What is expected:
Reproduce all of the material word for word.

Figure data in JSON:
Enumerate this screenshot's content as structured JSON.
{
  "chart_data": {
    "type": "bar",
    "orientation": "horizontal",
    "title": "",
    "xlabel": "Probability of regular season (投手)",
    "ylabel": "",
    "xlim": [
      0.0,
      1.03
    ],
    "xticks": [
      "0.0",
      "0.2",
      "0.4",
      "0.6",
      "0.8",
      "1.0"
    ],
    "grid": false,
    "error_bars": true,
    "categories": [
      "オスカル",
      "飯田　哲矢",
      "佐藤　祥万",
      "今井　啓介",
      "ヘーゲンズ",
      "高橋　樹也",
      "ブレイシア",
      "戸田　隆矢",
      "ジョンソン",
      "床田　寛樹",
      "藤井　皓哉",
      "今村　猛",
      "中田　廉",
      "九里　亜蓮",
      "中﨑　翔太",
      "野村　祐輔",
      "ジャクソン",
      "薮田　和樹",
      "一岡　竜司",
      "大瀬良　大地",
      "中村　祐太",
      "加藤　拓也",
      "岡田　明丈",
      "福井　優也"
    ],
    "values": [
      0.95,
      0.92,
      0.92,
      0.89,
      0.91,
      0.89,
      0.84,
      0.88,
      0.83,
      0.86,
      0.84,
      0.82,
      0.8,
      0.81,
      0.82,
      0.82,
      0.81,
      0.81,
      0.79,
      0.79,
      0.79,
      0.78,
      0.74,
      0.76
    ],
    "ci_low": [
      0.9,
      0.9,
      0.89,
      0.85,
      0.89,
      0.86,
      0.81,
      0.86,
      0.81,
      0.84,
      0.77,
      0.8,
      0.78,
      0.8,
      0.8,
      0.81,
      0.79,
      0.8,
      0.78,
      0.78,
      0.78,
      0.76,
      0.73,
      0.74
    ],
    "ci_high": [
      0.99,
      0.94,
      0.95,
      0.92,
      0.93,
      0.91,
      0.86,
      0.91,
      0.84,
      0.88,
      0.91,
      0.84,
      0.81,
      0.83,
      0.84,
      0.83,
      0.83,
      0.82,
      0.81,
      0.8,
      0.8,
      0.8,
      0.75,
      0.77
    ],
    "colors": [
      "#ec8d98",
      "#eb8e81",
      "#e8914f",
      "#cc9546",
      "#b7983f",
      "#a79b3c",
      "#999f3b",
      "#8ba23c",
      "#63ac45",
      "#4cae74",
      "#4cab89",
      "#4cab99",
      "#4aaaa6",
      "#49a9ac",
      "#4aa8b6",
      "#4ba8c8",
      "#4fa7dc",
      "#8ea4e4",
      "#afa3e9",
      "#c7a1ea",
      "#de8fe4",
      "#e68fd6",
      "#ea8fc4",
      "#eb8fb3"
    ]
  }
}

Written solution:
Enumerate this screenshot's content as structured JSON.
{
  "chart_data": {
    "type": "bar",
    "orientation": "horizontal",
    "title": "",
    "xlabel": "Probability of regular season (投手)",
    "ylabel": "",
    "xlim": [
      0.0,
      1.03
    ],
    "xticks": [
      "0.0",
      "0.2",
      "0.4",
      "0.6",
      "0.8",
      "1.0"
    ],
    "grid": false,
    "error_bars": true,
    "categories": [
      "オスカル",
      "飯田　哲矢",
      "佐藤　祥万",
      "今井　啓介",
      "ヘーゲンズ",
      "高橋　樹也",
      "ブレイシア",
      "戸田　隆矢",
      "ジョンソン",
      "床田　寛樹",
      "藤井　皓哉",
      "今村　猛",
      "中田　廉",
      "九里　亜蓮",
      "中﨑　翔太",
      "野村　祐輔",
      "ジャクソン",
      "薮田　和樹",
      "一岡　竜司",
      "大瀬良　大地",
      "中村　祐太",
      "加藤　拓也",
      "岡田　明丈",
      "福井　優也"
    ],
    "values": [
      0.95,
      0.92,
      0.92,
      0.89,
      0.91,
      0.89,
      0.84,
      0.88,
      0.83,
      0.86,
      0.84,
      0.82,
      0.8,
      0.81,
      0.82,
      0.82,
      0.81,
      0.81,
      0.79,
      0.79,
      0.79,
      0.78,
      0.74,
      0.76
    ],
    "ci_low": [
      0.9,
      0.9,
      0.89,
      0.85,
      0.89,
      0.86,
      0.81,
      0.86,
      0.81,
      0.84,
      0.77,
      0.8,
      0.78,
      0.8,
      0.8,
      0.81,
      0.79,
      0.8,
      0.78,
      0.78,
      0.78,
      0.76,
      0.73,
      0.74
    ],
    "ci_high": [
      0.99,
      0.94,
      0.95,
      0.92,
      0.93,
      0.91,
      0.86,
      0.91,
      0.84,
      0.88,
      0.91,
      0.84,
      0.81,
      0.83,
      0.84,
      0.83,
      0.83,
      0.82,
      0.81,
      0.8,
      0.8,
      0.8,
      0.75,
      0.77
    ],
    "colors": [
      "#ec8d98",
      "#eb8e81",
      "#e8914f",
      "#cc9546",
      "#b7983f",
      "#a79b3c",
      "#999f3b",
      "#8ba23c",
      "#63ac45",
      "#4cae74",
      "#4cab89",
      "#4cab99",
      "#4aaaa6",
      "#49a9ac",
      "#4aa8b6",
      "#4ba8c8",
      "#4fa7dc",
      "#8ea4e4",
      "#afa3e9",
      "#c7a1ea",
      "#de8fe4",
      "#e68fd6",
      "#ea8fc4",
      "#eb8fb3"
    ]
  }
}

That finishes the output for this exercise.